| TASK GOAL |
Show all lines holding the string "JSON".

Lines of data
§
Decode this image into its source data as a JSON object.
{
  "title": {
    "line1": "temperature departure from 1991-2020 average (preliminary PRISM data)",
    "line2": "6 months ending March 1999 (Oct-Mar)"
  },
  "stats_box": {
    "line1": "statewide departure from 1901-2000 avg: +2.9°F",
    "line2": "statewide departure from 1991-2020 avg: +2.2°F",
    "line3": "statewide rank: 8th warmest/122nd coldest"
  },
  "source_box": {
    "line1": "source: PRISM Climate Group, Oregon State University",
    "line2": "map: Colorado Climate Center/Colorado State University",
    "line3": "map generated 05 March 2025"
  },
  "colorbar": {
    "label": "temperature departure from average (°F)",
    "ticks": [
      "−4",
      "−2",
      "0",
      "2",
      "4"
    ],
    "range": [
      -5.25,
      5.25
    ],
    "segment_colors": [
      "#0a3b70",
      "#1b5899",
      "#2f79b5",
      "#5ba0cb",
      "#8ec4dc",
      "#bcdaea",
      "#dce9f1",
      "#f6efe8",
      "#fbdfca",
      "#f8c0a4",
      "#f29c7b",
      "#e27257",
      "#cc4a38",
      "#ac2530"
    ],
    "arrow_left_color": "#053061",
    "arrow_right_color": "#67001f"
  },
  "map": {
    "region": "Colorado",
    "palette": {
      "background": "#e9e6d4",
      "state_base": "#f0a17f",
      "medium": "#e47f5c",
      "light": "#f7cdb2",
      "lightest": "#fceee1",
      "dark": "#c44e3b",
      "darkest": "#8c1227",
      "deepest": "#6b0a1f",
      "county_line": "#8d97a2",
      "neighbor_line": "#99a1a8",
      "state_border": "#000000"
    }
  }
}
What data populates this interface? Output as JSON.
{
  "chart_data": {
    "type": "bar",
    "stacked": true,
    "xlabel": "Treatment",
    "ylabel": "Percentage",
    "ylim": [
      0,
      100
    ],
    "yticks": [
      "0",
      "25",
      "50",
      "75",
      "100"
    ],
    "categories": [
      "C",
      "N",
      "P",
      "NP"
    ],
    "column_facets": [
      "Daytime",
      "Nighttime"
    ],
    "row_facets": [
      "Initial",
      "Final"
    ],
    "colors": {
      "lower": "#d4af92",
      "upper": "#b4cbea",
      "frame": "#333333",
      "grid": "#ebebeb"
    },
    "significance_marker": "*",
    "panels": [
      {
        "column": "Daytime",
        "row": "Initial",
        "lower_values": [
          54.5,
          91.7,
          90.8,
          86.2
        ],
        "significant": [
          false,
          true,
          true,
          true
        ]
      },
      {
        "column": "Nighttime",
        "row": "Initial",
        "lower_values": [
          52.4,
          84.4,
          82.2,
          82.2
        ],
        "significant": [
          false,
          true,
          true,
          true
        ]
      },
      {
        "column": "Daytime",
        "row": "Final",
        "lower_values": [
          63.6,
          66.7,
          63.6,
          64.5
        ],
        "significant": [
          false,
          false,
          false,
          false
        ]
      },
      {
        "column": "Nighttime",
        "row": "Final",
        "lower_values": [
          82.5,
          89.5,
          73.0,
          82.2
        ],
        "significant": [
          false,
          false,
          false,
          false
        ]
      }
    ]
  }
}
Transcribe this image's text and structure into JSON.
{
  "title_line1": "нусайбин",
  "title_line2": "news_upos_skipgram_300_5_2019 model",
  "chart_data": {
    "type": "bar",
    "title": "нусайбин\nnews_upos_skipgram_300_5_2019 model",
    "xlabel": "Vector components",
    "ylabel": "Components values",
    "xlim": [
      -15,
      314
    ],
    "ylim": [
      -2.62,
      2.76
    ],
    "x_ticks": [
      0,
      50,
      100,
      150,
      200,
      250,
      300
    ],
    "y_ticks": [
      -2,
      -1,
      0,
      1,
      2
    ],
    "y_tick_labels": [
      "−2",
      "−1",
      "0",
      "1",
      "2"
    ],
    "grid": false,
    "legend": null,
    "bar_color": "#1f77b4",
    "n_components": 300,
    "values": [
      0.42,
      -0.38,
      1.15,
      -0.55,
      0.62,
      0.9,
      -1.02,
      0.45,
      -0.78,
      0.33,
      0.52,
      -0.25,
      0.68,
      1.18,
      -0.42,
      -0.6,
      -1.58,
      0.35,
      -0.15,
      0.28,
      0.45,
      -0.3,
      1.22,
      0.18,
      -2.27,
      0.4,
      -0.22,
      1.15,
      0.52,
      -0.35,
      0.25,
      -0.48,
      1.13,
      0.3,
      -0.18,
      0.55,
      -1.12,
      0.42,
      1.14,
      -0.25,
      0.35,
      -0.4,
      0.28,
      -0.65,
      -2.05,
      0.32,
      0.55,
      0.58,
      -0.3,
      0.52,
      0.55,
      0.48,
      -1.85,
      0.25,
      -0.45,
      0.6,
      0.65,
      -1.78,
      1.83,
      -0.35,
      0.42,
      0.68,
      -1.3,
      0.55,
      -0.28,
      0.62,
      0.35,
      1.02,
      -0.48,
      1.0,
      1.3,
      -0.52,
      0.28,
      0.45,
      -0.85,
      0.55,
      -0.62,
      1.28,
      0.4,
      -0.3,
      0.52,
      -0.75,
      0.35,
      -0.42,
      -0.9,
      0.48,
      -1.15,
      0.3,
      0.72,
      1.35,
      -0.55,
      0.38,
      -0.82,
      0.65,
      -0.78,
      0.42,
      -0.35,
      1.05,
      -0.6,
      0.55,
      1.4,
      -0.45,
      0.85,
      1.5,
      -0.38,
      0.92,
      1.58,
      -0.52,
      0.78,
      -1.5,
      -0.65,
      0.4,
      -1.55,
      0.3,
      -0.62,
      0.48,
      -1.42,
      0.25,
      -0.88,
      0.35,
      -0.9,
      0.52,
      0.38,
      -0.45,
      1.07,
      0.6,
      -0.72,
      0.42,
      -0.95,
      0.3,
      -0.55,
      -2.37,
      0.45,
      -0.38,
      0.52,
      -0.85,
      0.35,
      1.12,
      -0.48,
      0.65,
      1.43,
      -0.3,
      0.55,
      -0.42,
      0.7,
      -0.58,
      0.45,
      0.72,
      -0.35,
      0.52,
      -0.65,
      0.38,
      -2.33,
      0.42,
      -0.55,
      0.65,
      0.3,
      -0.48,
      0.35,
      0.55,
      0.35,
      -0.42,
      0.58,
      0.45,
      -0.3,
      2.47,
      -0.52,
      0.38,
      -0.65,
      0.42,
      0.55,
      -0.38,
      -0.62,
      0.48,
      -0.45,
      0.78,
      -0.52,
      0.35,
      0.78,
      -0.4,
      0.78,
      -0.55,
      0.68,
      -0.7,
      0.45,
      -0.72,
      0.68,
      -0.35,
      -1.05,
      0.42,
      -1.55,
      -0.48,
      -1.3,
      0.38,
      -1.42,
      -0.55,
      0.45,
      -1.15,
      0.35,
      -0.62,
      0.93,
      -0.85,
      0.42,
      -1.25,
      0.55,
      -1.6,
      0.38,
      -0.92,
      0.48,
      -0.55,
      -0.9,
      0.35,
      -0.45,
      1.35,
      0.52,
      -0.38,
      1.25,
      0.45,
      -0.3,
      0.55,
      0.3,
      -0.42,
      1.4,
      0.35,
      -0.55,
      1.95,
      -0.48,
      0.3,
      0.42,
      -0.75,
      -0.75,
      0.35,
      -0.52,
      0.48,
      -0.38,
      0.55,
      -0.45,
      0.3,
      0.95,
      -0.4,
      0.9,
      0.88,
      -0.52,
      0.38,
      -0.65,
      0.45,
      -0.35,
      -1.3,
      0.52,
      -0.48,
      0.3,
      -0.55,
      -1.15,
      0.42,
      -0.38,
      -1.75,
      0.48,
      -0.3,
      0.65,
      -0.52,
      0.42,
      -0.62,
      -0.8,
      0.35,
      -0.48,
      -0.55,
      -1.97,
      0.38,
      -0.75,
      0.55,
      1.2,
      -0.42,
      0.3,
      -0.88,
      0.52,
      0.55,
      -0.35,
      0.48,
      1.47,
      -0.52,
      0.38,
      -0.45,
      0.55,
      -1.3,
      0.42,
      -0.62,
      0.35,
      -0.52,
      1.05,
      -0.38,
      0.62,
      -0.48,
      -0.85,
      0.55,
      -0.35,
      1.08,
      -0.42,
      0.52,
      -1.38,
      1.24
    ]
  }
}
§
| ANSWER TO THIS PROBLEM |
Decode this image into its source data as a JSON object.
What data populates this interface? Output as JSON.
Transcribe this image's text and structure into JSON.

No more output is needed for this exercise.